Copy out each line of the data that holds the word "Down".

(DATA)
^^^^^^^^^^^^^^^^

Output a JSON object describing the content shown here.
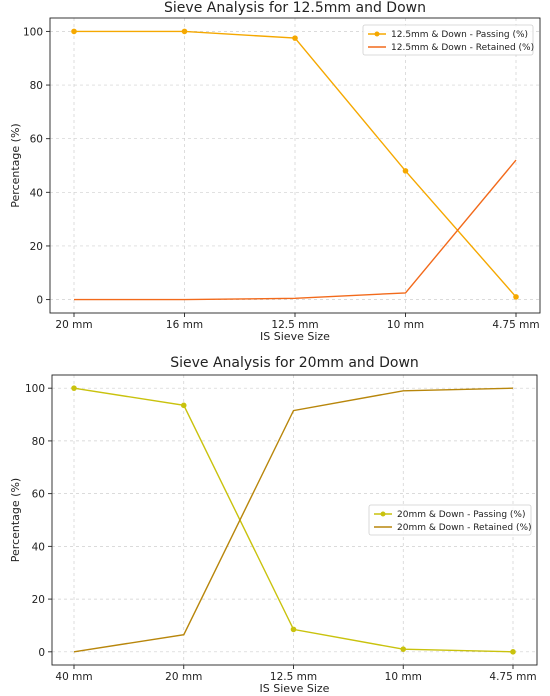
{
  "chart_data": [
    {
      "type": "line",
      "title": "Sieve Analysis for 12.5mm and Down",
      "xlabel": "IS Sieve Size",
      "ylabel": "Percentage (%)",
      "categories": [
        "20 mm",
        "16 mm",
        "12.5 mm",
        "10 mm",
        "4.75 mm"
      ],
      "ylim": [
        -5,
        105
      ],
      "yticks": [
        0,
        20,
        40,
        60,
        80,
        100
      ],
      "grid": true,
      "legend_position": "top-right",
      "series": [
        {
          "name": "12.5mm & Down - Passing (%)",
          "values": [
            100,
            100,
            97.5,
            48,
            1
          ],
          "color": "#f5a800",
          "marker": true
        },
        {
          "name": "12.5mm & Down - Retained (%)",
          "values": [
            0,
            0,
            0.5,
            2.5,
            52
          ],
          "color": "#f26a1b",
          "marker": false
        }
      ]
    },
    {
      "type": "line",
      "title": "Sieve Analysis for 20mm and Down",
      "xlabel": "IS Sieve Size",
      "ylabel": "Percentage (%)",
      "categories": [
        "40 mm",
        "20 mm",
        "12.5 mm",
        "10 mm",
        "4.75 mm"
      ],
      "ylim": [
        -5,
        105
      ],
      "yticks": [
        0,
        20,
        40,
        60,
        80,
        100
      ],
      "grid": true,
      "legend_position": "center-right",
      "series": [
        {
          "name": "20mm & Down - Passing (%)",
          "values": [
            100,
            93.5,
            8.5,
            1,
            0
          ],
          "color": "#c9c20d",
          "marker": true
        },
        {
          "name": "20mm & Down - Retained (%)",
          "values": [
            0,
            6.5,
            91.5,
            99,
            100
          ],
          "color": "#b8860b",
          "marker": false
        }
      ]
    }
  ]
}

^^^^^^^^^^^^^^^^

(EXERCISE ANSWER)
      "title": "Sieve Analysis for 12.5mm and Down",
          "name": "12.5mm & Down - Passing (%)",
          "name": "12.5mm & Down - Retained (%)",
      "title": "Sieve Analysis for 20mm and Down",
          "name": "20mm & Down - Passing (%)",
          "name": "20mm & Down - Retained (%)",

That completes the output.